§ **Your objective**: Search the listing below for "tombent". Copy each matching line.

++++ Provided information

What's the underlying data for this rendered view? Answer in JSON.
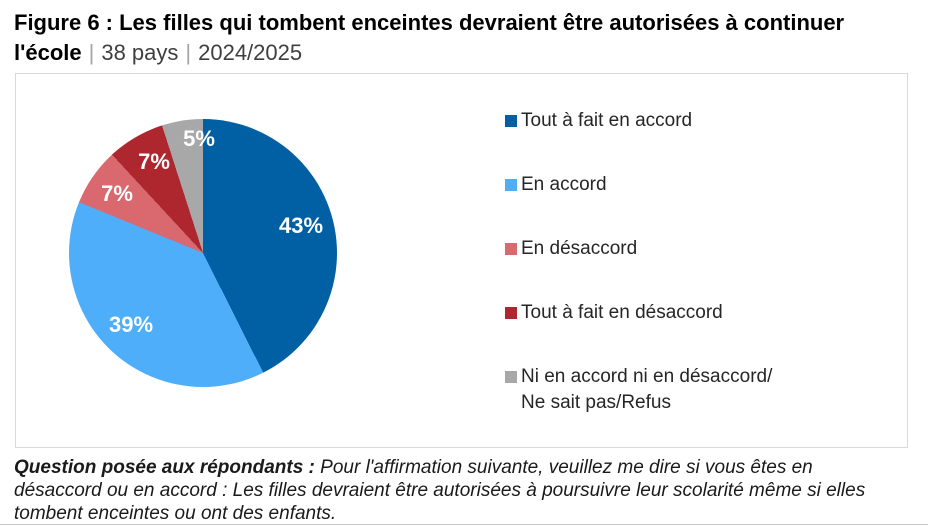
{
  "header": {
    "title_bold_line1": "Figure 6 : Les filles qui tombent enceintes devraient être autorisées à continuer",
    "title_bold_line2": "l'école",
    "separator": "|",
    "scope": "38 pays",
    "period": "2024/2025"
  },
  "chart_data": {
    "type": "pie",
    "title": "Les filles qui tombent enceintes devraient être autorisées à continuer l'école",
    "units": "%",
    "start_angle_deg": 0,
    "direction": "clockwise",
    "legend_position": "right",
    "data_label_color": "#FFFFFF",
    "slices": [
      {
        "label": "Tout à fait en accord",
        "value": 43,
        "pct": "43%",
        "color": "#0060A3"
      },
      {
        "label": "En accord",
        "value": 39,
        "pct": "39%",
        "color": "#4EAEF9"
      },
      {
        "label": "En désaccord",
        "value": 7,
        "pct": "7%",
        "color": "#D9696E"
      },
      {
        "label": "Tout à fait en désaccord",
        "value": 7,
        "pct": "7%",
        "color": "#AE262E"
      },
      {
        "label": "Ni en accord ni en désaccord/\nNe sait pas/Refus",
        "value": 5,
        "pct": "5%",
        "color": "#A8A8A8"
      }
    ]
  },
  "footer": {
    "question_label": "Question posée aux répondants :",
    "question_text": "Pour l'affirmation suivante, veuillez me dire si vous êtes en désaccord ou en accord : Les filles devraient être autorisées à poursuivre leur scolarité même si elles tombent enceintes ou ont des enfants."
  },
  "colors": {
    "frame_border": "#D9D9D9",
    "title_separator": "#A6A6A6",
    "subtitle_text": "#3F3F3F",
    "legend_text": "#262626"
  }
}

++++++++

§ **Correct output**:
    "title_bold_line1": "Figure 6 : Les filles qui tombent enceintes devraient être autorisées à continuer",
    "title": "Les filles qui tombent enceintes devraient être autorisées à continuer l'école",
    "question_text": "Pour l'affirmation suivante, veuillez me dire si vous êtes en désaccord ou en accord : Les filles devraient être autorisées à poursuivre leur scolarité même si elles tombent enceintes ou ont des enfants."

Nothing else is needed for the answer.